- **WHAT THIS TASK INVOLVES**:
Are you able to retype all the records below exactly?
** Start **
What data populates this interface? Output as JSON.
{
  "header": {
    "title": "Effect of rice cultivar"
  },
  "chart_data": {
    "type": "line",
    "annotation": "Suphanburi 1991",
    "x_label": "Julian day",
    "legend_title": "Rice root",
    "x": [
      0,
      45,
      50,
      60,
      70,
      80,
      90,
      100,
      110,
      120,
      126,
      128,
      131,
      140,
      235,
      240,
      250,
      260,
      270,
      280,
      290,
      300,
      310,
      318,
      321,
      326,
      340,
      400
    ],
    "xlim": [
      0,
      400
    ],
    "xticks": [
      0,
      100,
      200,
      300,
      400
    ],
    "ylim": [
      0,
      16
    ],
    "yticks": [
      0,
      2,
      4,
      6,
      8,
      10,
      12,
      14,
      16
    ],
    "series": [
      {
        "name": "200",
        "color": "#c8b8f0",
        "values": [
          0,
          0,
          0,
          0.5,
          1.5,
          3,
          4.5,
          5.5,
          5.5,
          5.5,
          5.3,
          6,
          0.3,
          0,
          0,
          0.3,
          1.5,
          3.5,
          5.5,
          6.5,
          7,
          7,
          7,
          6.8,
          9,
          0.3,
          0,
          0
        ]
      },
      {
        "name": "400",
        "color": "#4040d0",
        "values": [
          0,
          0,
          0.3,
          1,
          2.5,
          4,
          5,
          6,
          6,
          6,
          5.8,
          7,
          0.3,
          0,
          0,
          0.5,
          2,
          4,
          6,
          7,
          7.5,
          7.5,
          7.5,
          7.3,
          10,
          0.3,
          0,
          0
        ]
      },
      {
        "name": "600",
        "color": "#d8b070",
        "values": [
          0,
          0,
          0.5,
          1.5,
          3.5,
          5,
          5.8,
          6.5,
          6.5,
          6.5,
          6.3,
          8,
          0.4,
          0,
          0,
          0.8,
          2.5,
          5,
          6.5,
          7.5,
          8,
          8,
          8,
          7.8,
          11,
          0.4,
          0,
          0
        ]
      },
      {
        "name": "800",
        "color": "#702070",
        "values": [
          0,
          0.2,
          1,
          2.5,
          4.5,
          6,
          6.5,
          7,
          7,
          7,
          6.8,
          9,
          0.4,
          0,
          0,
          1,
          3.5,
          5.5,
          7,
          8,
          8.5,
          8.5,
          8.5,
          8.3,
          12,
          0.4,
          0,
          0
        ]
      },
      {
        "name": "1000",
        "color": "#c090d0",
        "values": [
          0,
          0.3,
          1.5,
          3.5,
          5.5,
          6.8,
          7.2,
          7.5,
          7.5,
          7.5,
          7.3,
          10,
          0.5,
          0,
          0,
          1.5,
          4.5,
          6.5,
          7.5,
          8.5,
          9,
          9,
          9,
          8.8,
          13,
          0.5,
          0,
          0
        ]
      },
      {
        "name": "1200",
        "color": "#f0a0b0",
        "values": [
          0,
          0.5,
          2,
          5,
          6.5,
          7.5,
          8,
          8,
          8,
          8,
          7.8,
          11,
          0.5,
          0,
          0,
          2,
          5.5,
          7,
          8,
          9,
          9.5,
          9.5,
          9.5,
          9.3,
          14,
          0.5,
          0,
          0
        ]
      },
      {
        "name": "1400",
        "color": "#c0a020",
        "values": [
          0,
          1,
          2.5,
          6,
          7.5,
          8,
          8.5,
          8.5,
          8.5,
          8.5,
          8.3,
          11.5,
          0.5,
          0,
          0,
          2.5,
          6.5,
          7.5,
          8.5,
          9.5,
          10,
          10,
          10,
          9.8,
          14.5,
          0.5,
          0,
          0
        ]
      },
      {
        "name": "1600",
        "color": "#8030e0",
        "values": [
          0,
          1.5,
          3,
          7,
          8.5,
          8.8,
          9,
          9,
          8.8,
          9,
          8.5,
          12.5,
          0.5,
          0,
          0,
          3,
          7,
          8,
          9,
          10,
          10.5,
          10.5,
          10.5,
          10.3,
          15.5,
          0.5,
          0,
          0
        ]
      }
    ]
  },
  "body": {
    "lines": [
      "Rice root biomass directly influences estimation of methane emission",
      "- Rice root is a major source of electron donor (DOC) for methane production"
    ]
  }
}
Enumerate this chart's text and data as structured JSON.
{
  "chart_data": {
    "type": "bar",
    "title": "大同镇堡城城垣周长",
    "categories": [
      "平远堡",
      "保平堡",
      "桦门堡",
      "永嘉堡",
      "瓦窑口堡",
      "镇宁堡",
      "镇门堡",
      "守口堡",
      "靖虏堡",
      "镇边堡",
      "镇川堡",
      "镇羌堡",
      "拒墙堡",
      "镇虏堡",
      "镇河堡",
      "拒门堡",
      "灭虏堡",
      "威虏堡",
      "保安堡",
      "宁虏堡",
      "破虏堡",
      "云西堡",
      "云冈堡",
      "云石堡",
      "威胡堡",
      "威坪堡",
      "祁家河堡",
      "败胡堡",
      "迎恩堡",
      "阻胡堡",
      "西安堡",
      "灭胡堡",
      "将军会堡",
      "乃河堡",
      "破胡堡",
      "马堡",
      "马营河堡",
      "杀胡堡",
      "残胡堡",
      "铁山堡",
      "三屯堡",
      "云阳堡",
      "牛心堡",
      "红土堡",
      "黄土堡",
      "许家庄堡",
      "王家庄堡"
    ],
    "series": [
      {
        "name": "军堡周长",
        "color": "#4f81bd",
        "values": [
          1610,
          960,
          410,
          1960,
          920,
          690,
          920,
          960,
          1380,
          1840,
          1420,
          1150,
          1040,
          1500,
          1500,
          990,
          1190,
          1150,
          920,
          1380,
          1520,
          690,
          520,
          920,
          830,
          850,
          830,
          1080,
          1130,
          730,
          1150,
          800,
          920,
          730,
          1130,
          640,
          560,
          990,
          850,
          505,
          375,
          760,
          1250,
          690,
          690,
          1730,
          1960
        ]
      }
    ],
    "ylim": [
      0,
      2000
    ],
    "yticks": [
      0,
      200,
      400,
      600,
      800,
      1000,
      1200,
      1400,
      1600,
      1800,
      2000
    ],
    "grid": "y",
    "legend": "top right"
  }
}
** End **
- **RESPONSE TO THIS EXERCISE**:
What data populates this interface? Output as JSON.
{
  "header": {
    "title": "Effect of rice cultivar"
  },
  "chart_data": {
    "type": "line",
    "annotation": "Suphanburi 1991",
    "x_label": "Julian day",
    "legend_title": "Rice root",
    "x": [
      0,
      45,
      50,
      60,
      70,
      80,
      90,
      100,
      110,
      120,
      126,
      128,
      131,
      140,
      235,
      240,
      250,
      260,
      270,
      280,
      290,
      300,
      310,
      318,
      321,
      326,
      340,
      400
    ],
    "xlim": [
      0,
      400
    ],
    "xticks": [
      0,
      100,
      200,
      300,
      400
    ],
    "ylim": [
      0,
      16
    ],
    "yticks": [
      0,
      2,
      4,
      6,
      8,
      10,
      12,
      14,
      16
    ],
    "series": [
      {
        "name": "200",
        "color": "#c8b8f0",
        "values": [
          0,
          0,
          0,
          0.5,
          1.5,
          3,
          4.5,
          5.5,
          5.5,
          5.5,
          5.3,
          6,
          0.3,
          0,
          0,
          0.3,
          1.5,
          3.5,
          5.5,
          6.5,
          7,
          7,
          7,
          6.8,
          9,
          0.3,
          0,
          0
        ]
      },
      {
        "name": "400",
        "color": "#4040d0",
        "values": [
          0,
          0,
          0.3,
          1,
          2.5,
          4,
          5,
          6,
          6,
          6,
          5.8,
          7,
          0.3,
          0,
          0,
          0.5,
          2,
          4,
          6,
          7,
          7.5,
          7.5,
          7.5,
          7.3,
          10,
          0.3,
          0,
          0
        ]
      },
      {
        "name": "600",
        "color": "#d8b070",
        "values": [
          0,
          0,
          0.5,
          1.5,
          3.5,
          5,
          5.8,
          6.5,
          6.5,
          6.5,
          6.3,
          8,
          0.4,
          0,
          0,
          0.8,
          2.5,
          5,
          6.5,
          7.5,
          8,
          8,
          8,
          7.8,
          11,
          0.4,
          0,
          0
        ]
      },
      {
        "name": "800",
        "color": "#702070",
        "values": [
          0,
          0.2,
          1,
          2.5,
          4.5,
          6,
          6.5,
          7,
          7,
          7,
          6.8,
          9,
          0.4,
          0,
          0,
          1,
          3.5,
          5.5,
          7,
          8,
          8.5,
          8.5,
          8.5,
          8.3,
          12,
          0.4,
          0,
          0
        ]
      },
      {
        "name": "1000",
        "color": "#c090d0",
        "values": [
          0,
          0.3,
          1.5,
          3.5,
          5.5,
          6.8,
          7.2,
          7.5,
          7.5,
          7.5,
          7.3,
          10,
          0.5,
          0,
          0,
          1.5,
          4.5,
          6.5,
          7.5,
          8.5,
          9,
          9,
          9,
          8.8,
          13,
          0.5,
          0,
          0
        ]
      },
      {
        "name": "1200",
        "color": "#f0a0b0",
        "values": [
          0,
          0.5,
          2,
          5,
          6.5,
          7.5,
          8,
          8,
          8,
          8,
          7.8,
          11,
          0.5,
          0,
          0,
          2,
          5.5,
          7,
          8,
          9,
          9.5,
          9.5,
          9.5,
          9.3,
          14,
          0.5,
          0,
          0
        ]
      },
      {
        "name": "1400",
        "color": "#c0a020",
        "values": [
          0,
          1,
          2.5,
          6,
          7.5,
          8,
          8.5,
          8.5,
          8.5,
          8.5,
          8.3,
          11.5,
          0.5,
          0,
          0,
          2.5,
          6.5,
          7.5,
          8.5,
          9.5,
          10,
          10,
          10,
          9.8,
          14.5,
          0.5,
          0,
          0
        ]
      },
      {
        "name": "1600",
        "color": "#8030e0",
        "values": [
          0,
          1.5,
          3,
          7,
          8.5,
          8.8,
          9,
          9,
          8.8,
          9,
          8.5,
          12.5,
          0.5,
          0,
          0,
          3,
          7,
          8,
          9,
          10,
          10.5,
          10.5,
          10.5,
          10.3,
          15.5,
          0.5,
          0,
          0
        ]
      }
    ]
  },
  "body": {
    "lines": [
      "Rice root biomass directly influences estimation of methane emission",
      "- Rice root is a major source of electron donor (DOC) for methane production"
    ]
  }
}
Enumerate this chart's text and data as structured JSON.
{
  "chart_data": {
    "type": "bar",
    "title": "大同镇堡城城垣周长",
    "categories": [
      "平远堡",
      "保平堡",
      "桦门堡",
      "永嘉堡",
      "瓦窑口堡",
      "镇宁堡",
      "镇门堡",
      "守口堡",
      "靖虏堡",
      "镇边堡",
      "镇川堡",
      "镇羌堡",
      "拒墙堡",
      "镇虏堡",
      "镇河堡",
      "拒门堡",
      "灭虏堡",
      "威虏堡",
      "保安堡",
      "宁虏堡",
      "破虏堡",
      "云西堡",
      "云冈堡",
      "云石堡",
      "威胡堡",
      "威坪堡",
      "祁家河堡",
      "败胡堡",
      "迎恩堡",
      "阻胡堡",
      "西安堡",
      "灭胡堡",
      "将军会堡",
      "乃河堡",
      "破胡堡",
      "马堡",
      "马营河堡",
      "杀胡堡",
      "残胡堡",
      "铁山堡",
      "三屯堡",
      "云阳堡",
      "牛心堡",
      "红土堡",
      "黄土堡",
      "许家庄堡",
      "王家庄堡"
    ],
    "series": [
      {
        "name": "军堡周长",
        "color": "#4f81bd",
        "values": [
          1610,
          960,
          410,
          1960,
          920,
          690,
          920,
          960,
          1380,
          1840,
          1420,
          1150,
          1040,
          1500,
          1500,
          990,
          1190,
          1150,
          920,
          1380,
          1520,
          690,
          520,
          920,
          830,
          850,
          830,
          1080,
          1130,
          730,
          1150,
          800,
          920,
          730,
          1130,
          640,
          560,
          990,
          850,
          505,
          375,
          760,
          1250,
          690,
          690,
          1730,
          1960
        ]
      }
    ],
    "ylim": [
      0,
      2000
    ],
    "yticks": [
      0,
      200,
      400,
      600,
      800,
      1000,
      1200,
      1400,
      1600,
      1800,
      2000
    ],
    "grid": "y",
    "legend": "top right"
  }
}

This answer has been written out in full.